# [本文]
►
砂嵐、大雨、往診
空がどんよりとしてきました。
雨雲もありますが、違った雰囲気でもあります。
そのうち、強い風が吹き出しました。
そうです、砂嵐です。
外に出ることもできず、小屋の中に佇むだけです。
目をあけると、砂が目に入ってきます。
静かに目を閉じるだけです。
本当に自然の前では、人間はどうすることもできません。
ひたすら、嵐が通り過ぎるのを待つだけです。
コンピューターが入っているバッグをシーツにくるみ、そして布団でまるめました。
こうしておいても、顆粒状の砂が侵入してきます。
そのうちに、砂嵐が、雷を伴った雨へとかわりました。
雨の降る様子が、ある意味、絶景にみえます。
目の前の小屋が壊されそうです。
向こうの小屋はすでに吹き飛んでいます。
1時間以上降ったでしょうか、雨が小やみになったところで、
村人が来ていました。
急病人がでたとのことです。
5キロほど離れた村ですが、彼は走ってきたといいます。
診療所に薬を取りに行き、車で村へと向かいます。
通常の道を通ろうとすると、雨でぬかるんでおり、危険を感じました。
引き返そうとしますが、車が言うことを聞きません。
スタックしてしまいました。
4輪駆動にし、何度かトライしてみてやっとのこと、脱出しました。
◄
# [データ抜粋]
►
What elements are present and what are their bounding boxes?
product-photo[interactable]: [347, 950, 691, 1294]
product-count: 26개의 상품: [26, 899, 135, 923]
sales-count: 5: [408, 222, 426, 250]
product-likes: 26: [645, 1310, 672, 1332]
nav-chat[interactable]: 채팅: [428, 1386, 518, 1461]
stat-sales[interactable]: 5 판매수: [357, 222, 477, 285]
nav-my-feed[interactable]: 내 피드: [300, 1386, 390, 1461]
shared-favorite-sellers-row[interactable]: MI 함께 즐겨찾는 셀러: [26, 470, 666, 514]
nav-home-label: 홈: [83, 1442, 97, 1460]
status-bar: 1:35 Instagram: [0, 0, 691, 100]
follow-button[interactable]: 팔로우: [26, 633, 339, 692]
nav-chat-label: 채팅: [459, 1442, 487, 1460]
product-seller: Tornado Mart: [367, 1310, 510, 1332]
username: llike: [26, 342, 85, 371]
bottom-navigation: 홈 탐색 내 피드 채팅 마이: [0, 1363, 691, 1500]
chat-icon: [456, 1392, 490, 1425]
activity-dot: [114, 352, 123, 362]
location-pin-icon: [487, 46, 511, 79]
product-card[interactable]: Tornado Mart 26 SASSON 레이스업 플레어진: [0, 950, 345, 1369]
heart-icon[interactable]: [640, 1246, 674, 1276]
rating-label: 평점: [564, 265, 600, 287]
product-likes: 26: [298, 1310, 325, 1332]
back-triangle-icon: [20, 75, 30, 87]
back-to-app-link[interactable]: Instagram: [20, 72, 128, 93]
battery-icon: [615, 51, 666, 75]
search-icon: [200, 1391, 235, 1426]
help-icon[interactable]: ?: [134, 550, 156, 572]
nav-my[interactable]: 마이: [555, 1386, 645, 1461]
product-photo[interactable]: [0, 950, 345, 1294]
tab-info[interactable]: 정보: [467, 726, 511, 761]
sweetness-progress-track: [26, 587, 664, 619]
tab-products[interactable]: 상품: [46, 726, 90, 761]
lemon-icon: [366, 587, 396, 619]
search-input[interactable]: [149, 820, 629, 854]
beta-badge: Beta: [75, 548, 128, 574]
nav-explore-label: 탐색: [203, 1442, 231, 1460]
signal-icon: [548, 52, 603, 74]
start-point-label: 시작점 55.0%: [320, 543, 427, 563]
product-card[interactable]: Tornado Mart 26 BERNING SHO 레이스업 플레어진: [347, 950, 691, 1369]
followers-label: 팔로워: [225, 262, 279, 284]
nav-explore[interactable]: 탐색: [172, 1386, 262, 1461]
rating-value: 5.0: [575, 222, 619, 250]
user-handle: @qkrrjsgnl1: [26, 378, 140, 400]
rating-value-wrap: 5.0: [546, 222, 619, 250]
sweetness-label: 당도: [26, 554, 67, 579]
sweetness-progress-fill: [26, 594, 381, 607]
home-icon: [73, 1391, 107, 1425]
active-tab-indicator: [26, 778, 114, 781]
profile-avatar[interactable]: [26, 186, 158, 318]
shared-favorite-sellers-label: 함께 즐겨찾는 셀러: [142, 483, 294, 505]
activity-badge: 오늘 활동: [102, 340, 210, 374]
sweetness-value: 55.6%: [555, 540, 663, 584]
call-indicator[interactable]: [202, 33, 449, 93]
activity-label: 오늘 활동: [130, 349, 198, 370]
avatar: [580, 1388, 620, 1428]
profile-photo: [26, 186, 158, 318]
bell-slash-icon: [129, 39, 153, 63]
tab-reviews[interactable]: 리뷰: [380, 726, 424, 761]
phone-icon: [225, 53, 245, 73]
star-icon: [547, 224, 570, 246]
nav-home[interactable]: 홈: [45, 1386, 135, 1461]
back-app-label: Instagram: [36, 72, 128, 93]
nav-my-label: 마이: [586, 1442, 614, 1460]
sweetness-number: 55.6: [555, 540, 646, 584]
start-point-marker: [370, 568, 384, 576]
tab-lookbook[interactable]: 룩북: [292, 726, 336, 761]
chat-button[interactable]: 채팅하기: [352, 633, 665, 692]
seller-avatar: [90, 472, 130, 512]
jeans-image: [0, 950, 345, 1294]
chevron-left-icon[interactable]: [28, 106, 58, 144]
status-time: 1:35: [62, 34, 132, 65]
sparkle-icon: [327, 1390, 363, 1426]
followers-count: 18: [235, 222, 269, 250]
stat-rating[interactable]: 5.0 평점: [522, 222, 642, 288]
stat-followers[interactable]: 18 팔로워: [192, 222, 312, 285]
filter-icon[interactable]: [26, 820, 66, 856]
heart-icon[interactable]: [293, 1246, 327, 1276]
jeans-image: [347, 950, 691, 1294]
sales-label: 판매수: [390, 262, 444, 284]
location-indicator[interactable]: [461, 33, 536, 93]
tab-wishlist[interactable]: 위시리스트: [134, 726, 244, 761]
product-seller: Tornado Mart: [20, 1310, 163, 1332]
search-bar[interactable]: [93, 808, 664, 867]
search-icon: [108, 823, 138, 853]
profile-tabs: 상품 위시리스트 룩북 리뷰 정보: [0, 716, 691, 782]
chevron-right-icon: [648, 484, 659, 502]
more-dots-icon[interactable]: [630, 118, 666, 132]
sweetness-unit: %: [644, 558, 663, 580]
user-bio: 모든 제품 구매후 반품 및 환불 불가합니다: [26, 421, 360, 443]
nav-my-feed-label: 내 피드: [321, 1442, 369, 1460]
◄
# [やること]
• A. 砂嵐と往診の文章で、急病人が出た村はどれくらい離れているか。
• B. 砂嵐と往診の文章から、「こうしておいても、顆粒状の砂が侵入してきます。」で始まり「5キロほど離れた村ですが、彼は走ってきたといいます。」までの部分を一字一句違えずに書き写すこと。
• C. 砂嵐と往診の文章を、最後の文のあとから書き継ぐこと。

# [解答]
• A. 5キロほど。

• B.
こうしておいても、顆粒状の砂が侵入してきます。
そのうちに、砂嵐が、雷を伴った雨へとかわりました。
雨の降る様子が、ある意味、絶景にみえます。
目の前の小屋が壊されそうです。
向こうの小屋はすでに吹き飛んでいます。
1時間以上降ったでしょうか、雨が小やみになったところで、
村人が来ていました。
急病人がでたとのことです。
5キロほど離れた村ですが、彼は走ってきたといいます。

• C.
村へのアクセスは、どこもみちがぬかるんでおり、どうしようもないと思っていたら、
村人が、道ではなく畑を通れば大丈夫であるといいます。
それを信じ、4輪駆動で畑の中を突き進みました。
なんとか、村にたどり着きました。
車から降りて、家の中に入るのもまた一苦労です。
靴をはいたままでは、靴が泥にとられてしまいます。
靴を脱ぎ、裸足になって歩きます。
ようやく、患者さんのところにたどり着きました。
患者さんを見終わったあとも、他の村人がうちにも病人がいるので、
診に来てくれと言います。
ただ、夜も更けて、車がまたスタックしたら大変だと考え、
明日、来てくれと言って立ち去りました。
これから、雨季です。ちょっと例年より早いですが。
村の人たちは大変だと思いますが、患者さんの運搬体制など考えなければいけません。